# PROVIDED RECORDS
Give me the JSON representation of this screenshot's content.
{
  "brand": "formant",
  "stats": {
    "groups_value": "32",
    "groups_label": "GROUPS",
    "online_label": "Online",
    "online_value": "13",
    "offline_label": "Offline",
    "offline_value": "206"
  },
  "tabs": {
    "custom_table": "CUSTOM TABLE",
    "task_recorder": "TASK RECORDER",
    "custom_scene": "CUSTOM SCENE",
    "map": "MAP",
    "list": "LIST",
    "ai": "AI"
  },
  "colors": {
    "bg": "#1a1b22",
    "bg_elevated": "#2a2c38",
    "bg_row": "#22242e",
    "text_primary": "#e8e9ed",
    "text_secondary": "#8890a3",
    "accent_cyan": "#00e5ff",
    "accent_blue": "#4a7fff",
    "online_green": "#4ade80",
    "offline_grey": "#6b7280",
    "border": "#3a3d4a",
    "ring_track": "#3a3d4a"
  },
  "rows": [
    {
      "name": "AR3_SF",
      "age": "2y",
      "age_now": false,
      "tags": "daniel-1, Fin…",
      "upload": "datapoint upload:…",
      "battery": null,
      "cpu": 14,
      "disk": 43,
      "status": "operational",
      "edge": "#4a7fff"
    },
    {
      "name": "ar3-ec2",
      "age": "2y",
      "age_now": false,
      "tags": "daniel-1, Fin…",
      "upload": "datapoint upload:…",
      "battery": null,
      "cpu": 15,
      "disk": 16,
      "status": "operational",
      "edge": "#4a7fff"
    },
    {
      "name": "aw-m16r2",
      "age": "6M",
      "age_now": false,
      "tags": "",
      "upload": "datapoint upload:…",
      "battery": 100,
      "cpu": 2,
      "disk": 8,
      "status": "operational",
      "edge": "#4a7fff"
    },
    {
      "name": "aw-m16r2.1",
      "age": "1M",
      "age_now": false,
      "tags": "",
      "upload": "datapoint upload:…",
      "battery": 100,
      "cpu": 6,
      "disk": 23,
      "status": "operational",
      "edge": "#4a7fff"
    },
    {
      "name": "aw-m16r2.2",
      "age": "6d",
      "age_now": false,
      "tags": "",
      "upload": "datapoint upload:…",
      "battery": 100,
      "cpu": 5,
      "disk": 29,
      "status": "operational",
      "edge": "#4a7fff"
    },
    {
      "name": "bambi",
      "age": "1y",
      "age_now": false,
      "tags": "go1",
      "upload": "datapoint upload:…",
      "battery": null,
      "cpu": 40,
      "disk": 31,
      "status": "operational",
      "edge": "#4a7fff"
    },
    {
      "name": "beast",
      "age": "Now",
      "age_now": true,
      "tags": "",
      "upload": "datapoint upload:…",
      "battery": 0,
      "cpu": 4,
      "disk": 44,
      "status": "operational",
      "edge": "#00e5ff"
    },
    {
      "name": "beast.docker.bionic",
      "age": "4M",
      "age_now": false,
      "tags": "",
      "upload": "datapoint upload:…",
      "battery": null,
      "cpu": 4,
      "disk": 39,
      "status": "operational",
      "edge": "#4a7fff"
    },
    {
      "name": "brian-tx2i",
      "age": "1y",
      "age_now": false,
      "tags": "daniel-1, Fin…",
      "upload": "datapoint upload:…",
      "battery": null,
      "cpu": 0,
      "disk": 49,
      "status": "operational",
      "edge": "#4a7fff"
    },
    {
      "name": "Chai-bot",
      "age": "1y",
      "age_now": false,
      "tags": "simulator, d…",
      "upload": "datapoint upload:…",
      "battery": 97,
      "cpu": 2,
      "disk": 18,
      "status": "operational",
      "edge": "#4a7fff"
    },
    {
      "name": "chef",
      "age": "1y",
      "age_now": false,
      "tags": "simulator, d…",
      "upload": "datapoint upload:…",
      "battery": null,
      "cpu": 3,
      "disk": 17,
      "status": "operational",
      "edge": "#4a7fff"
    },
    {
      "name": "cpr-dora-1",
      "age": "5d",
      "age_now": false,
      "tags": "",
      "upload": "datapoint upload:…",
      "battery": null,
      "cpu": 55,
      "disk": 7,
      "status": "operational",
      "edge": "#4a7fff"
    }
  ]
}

# TO BE DONE
Look through the material and copy each line that has "beast".

# SOLUTION TO THE PROBLEM
      "name": "beast",
      "name": "beast.docker.bionic",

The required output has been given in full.